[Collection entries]
=======

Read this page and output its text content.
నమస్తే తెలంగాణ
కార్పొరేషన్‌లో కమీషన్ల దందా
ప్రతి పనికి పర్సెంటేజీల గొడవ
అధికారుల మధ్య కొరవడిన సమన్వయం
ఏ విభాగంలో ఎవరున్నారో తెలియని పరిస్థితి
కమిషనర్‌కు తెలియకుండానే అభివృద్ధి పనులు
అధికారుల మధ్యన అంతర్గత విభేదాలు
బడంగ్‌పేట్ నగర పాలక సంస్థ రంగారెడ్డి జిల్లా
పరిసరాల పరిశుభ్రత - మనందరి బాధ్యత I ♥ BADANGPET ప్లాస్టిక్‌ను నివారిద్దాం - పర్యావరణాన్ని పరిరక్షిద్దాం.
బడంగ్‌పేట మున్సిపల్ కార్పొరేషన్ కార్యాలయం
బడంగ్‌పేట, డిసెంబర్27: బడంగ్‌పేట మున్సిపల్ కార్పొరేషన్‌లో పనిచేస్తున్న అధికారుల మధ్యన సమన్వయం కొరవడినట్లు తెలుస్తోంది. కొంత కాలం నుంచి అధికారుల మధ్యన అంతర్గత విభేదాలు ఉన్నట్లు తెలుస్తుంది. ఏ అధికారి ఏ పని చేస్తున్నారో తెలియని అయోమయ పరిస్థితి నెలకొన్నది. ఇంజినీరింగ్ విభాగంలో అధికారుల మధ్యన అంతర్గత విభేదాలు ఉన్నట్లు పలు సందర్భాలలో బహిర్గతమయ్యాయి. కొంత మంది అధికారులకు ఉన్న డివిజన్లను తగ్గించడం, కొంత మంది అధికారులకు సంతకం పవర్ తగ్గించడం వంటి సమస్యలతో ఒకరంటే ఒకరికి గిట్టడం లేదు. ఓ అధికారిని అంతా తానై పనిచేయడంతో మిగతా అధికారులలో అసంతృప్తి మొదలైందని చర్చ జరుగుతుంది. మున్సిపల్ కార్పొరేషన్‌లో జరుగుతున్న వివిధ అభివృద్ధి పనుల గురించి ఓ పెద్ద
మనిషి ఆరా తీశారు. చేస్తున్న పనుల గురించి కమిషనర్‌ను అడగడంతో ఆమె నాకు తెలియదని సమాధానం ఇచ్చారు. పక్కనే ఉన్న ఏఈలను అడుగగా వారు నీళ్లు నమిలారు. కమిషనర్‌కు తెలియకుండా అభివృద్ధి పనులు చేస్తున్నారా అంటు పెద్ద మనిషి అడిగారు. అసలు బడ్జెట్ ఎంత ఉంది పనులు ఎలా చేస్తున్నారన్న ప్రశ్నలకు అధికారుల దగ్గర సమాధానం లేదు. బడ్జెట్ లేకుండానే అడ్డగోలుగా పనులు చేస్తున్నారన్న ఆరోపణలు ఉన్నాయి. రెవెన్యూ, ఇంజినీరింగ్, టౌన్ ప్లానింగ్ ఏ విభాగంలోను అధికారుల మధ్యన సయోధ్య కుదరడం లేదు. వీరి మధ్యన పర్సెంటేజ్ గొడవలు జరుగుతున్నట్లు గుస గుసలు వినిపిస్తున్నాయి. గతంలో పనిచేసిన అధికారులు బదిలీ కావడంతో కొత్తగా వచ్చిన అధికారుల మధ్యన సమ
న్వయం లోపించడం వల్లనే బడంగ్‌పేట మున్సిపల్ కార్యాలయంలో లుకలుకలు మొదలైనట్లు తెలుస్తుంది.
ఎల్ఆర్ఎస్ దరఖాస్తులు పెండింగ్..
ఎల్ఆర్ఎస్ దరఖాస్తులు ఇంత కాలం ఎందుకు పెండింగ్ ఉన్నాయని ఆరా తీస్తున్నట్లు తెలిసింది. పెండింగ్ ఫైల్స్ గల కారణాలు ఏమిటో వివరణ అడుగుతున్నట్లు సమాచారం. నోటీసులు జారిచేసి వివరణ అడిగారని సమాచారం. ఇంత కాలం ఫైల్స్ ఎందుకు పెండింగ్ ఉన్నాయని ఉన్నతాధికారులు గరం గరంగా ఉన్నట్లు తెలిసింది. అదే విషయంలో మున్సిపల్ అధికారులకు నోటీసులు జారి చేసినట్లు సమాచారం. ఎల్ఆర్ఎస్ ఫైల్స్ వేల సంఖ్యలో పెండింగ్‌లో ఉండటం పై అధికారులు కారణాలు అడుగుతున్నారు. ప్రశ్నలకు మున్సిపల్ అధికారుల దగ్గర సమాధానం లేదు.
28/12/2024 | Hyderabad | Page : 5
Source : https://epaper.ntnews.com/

=======

**WHAT THE EXERCISE ASKS**
Write out every line exactly as it stands.

**EXERCISE OUTPUT**
Read this page and output its text content.
నమస్తే తెలంగాణ
కార్పొరేషన్‌లో కమీషన్ల దందా
ప్రతి పనికి పర్సెంటేజీల గొడవ
అధికారుల మధ్య కొరవడిన సమన్వయం
ఏ విభాగంలో ఎవరున్నారో తెలియని పరిస్థితి
కమిషనర్‌కు తెలియకుండానే అభివృద్ధి పనులు
అధికారుల మధ్యన అంతర్గత విభేదాలు
బడంగ్‌పేట్ నగర పాలక సంస్థ రంగారెడ్డి జిల్లా
పరిసరాల పరిశుభ్రత - మనందరి బాధ్యత I ♥ BADANGPET ప్లాస్టిక్‌ను నివారిద్దాం - పర్యావరణాన్ని పరిరక్షిద్దాం.
బడంగ్‌పేట మున్సిపల్ కార్పొరేషన్ కార్యాలయం
బడంగ్‌పేట, డిసెంబర్27: బడంగ్‌పేట మున్సిపల్ కార్పొరేషన్‌లో పనిచేస్తున్న అధికారుల మధ్యన సమన్వయం కొరవడినట్లు తెలుస్తోంది. కొంత కాలం నుంచి అధికారుల మధ్యన అంతర్గత విభేదాలు ఉన్నట్లు తెలుస్తుంది. ఏ అధికారి ఏ పని చేస్తున్నారో తెలియని అయోమయ పరిస్థితి నెలకొన్నది. ఇంజినీరింగ్ విభాగంలో అధికారుల మధ్యన అంతర్గత విభేదాలు ఉన్నట్లు పలు సందర్భాలలో బహిర్గతమయ్యాయి. కొంత మంది అధికారులకు ఉన్న డివిజన్లను తగ్గించడం, కొంత మంది అధికారులకు సంతకం పవర్ తగ్గించడం వంటి సమస్యలతో ఒకరంటే ఒకరికి గిట్టడం లేదు. ఓ అధికారిని అంతా తానై పనిచేయడంతో మిగతా అధికారులలో అసంతృప్తి మొదలైందని చర్చ జరుగుతుంది. మున్సిపల్ కార్పొరేషన్‌లో జరుగుతున్న వివిధ అభివృద్ధి పనుల గురించి ఓ పెద్ద
మనిషి ఆరా తీశారు. చేస్తున్న పనుల గురించి కమిషనర్‌ను అడగడంతో ఆమె నాకు తెలియదని సమాధానం ఇచ్చారు. పక్కనే ఉన్న ఏఈలను అడుగగా వారు నీళ్లు నమిలారు. కమిషనర్‌కు తెలియకుండా అభివృద్ధి పనులు చేస్తున్నారా అంటు పెద్ద మనిషి అడిగారు. అసలు బడ్జెట్ ఎంత ఉంది పనులు ఎలా చేస్తున్నారన్న ప్రశ్నలకు అధికారుల దగ్గర సమాధానం లేదు. బడ్జెట్ లేకుండానే అడ్డగోలుగా పనులు చేస్తున్నారన్న ఆరోపణలు ఉన్నాయి. రెవెన్యూ, ఇంజినీరింగ్, టౌన్ ప్లానింగ్ ఏ విభాగంలోను అధికారుల మధ్యన సయోధ్య కుదరడం లేదు. వీరి మధ్యన పర్సెంటేజ్ గొడవలు జరుగుతున్నట్లు గుస గుసలు వినిపిస్తున్నాయి. గతంలో పనిచేసిన అధికారులు బదిలీ కావడంతో కొత్తగా వచ్చిన అధికారుల మధ్యన సమ
న్వయం లోపించడం వల్లనే బడంగ్‌పేట మున్సిపల్ కార్యాలయంలో లుకలుకలు మొదలైనట్లు తెలుస్తుంది.
ఎల్ఆర్ఎస్ దరఖాస్తులు పెండింగ్..
ఎల్ఆర్ఎస్ దరఖాస్తులు ఇంత కాలం ఎందుకు పెండింగ్ ఉన్నాయని ఆరా తీస్తున్నట్లు తెలిసింది. పెండింగ్ ఫైల్స్ గల కారణాలు ఏమిటో వివరణ అడుగుతున్నట్లు సమాచారం. నోటీసులు జారిచేసి వివరణ అడిగారని సమాచారం. ఇంత కాలం ఫైల్స్ ఎందుకు పెండింగ్ ఉన్నాయని ఉన్నతాధికారులు గరం గరంగా ఉన్నట్లు తెలిసింది. అదే విషయంలో మున్సిపల్ అధికారులకు నోటీసులు జారి చేసినట్లు సమాచారం. ఎల్ఆర్ఎస్ ఫైల్స్ వేల సంఖ్యలో పెండింగ్‌లో ఉండటం పై అధికారులు కారణాలు అడుగుతున్నారు. ప్రశ్నలకు మున్సిపల్ అధికారుల దగ్గర సమాధానం లేదు.
28/12/2024 | Hyderabad | Page : 5
Source : https://epaper.ntnews.com/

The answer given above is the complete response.